- **To be done**: Look through the material below. Copy each line that contains the string "mujeres".

(Stored records)
┄┄┄┄┄┄┄┄┄┄┄┄┄┄┄┄┄┄┄┄

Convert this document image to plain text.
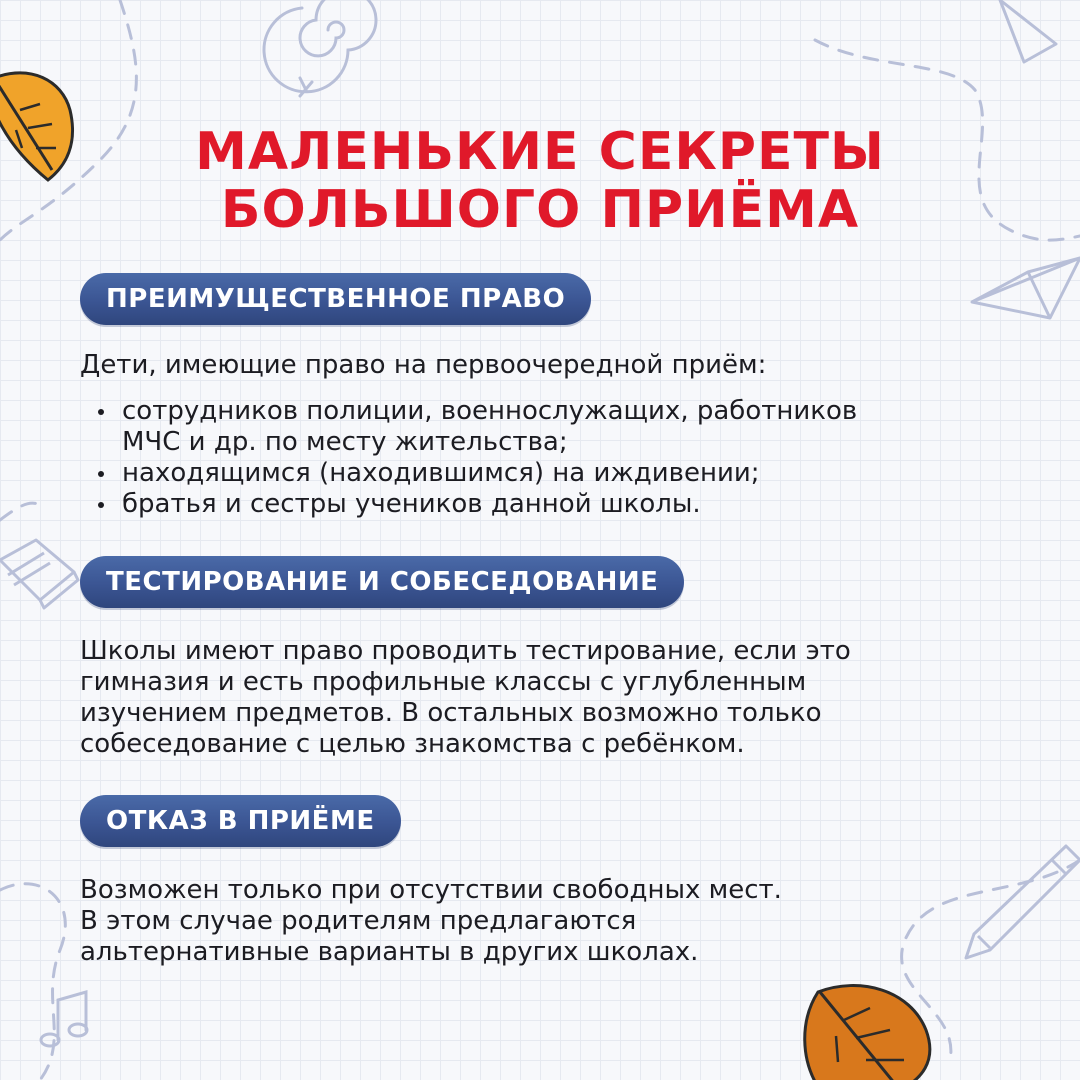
МАЛЕНЬКИЕ СЕКРЕТЫ
БОЛЬШОГО ПРИЁМА
ПРЕИМУЩЕСТВЕННОЕ ПРАВО

Дети, имеющие право на первоочередной приём:

сотрудников полиции, военнослужащих, работников
МЧС и др. по месту жительства;
находящимся (находившимся) на иждивении;
братья и сестры учеников данной школы.
ТЕСТИРОВАНИЕ И СОБЕСЕДОВАНИЕ

Школы имеют право проводить тестирование, если это
гимназия и есть профильные классы с углубленным
изучением предметов. В остальных возможно только
собеседование с целью знакомства с ребёнком.

ОТКАЗ В ПРИЁМЕ

Возможен только при отсутствии свободных мест.
В этом случае родителям предлагаются
альтернативные варианты в других школах.
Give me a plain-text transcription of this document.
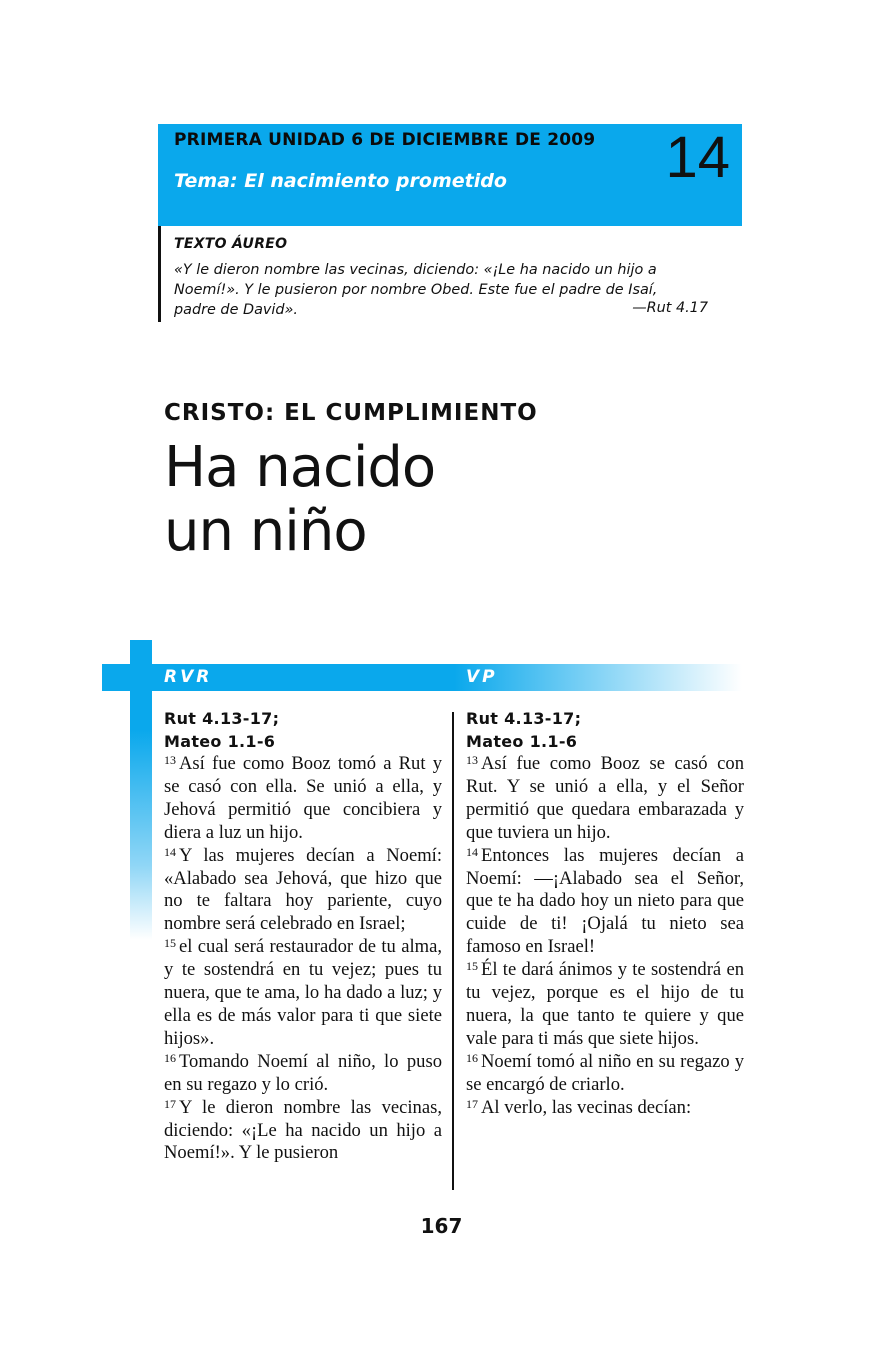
PRIMERA UNIDAD 6 DE DICIEMBRE DE 2009
Tema: El nacimiento prometido	14
TEXTO ÁUREO
«Y le dieron nombre las vecinas, diciendo: «¡Le ha nacido un hijo a
Noemí!». Y le pusieron por nombre Obed. Este fue el padre de Isaí,
padre de David».	—Rut 4.17
CRISTO: EL CUMPLIMIENTO
Ha nacido
un niño
RVR	VP
Rut 4.13-17;
Mateo 1.1-6

$^{13}$ Así fue como Booz tomó a Rut y se casó con ella. Se unió a ella, y Jehová permitió que concibiera y diera a luz un hijo.

$^{14}$ Y las mujeres decían a Noemí: «Alabado sea Jehová, que hizo que no te faltara hoy pariente, cuyo nombre será celebrado en Israel;

$^{15}$ el cual será restaurador de tu alma, y te sostendrá en tu vejez; pues tu nuera, que te ama, lo ha dado a luz; y ella es de más valor para ti que siete hijos».

$^{16}$ Tomando Noemí al niño, lo puso en su regazo y lo crió.

$^{17}$ Y le dieron nombre las vecinas, diciendo: «¡Le ha nacido un hijo a Noemí!». Y le pusieron

Rut 4.13-17;
Mateo 1.1-6

$^{13}$ Así fue como Booz se casó con Rut. Y se unió a ella, y el Señor permitió que quedara embarazada y que tuviera un hijo.

$^{14}$ Entonces las mujeres decían a Noemí: —¡Alabado sea el Señor, que te ha dado hoy un nieto para que cuide de ti! ¡Ojalá tu nieto sea famoso en Israel!

$^{15}$ Él te dará ánimos y te sostendrá en tu vejez, porque es el hijo de tu nuera, la que tanto te quiere y que vale para ti más que siete hijos.

$^{16}$ Noemí tomó al niño en su regazo y se encargó de criarlo.

$^{17}$ Al verlo, las vecinas decían:

167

┄┄┄┄┄┄┄┄┄┄┄┄┄┄┄┄┄┄┄┄

- **Task output**:
$^{14}$ Y las mujeres decían a Noemí: «Alabado sea Jehová, que hizo que no te faltara hoy pariente, cuyo nombre será celebrado en Israel;
$^{14}$ Entonces las mujeres decían a Noemí: —¡Alabado sea el Señor, que te ha dado hoy un nieto para que cuide de ti! ¡Ojalá tu nieto sea famoso en Israel!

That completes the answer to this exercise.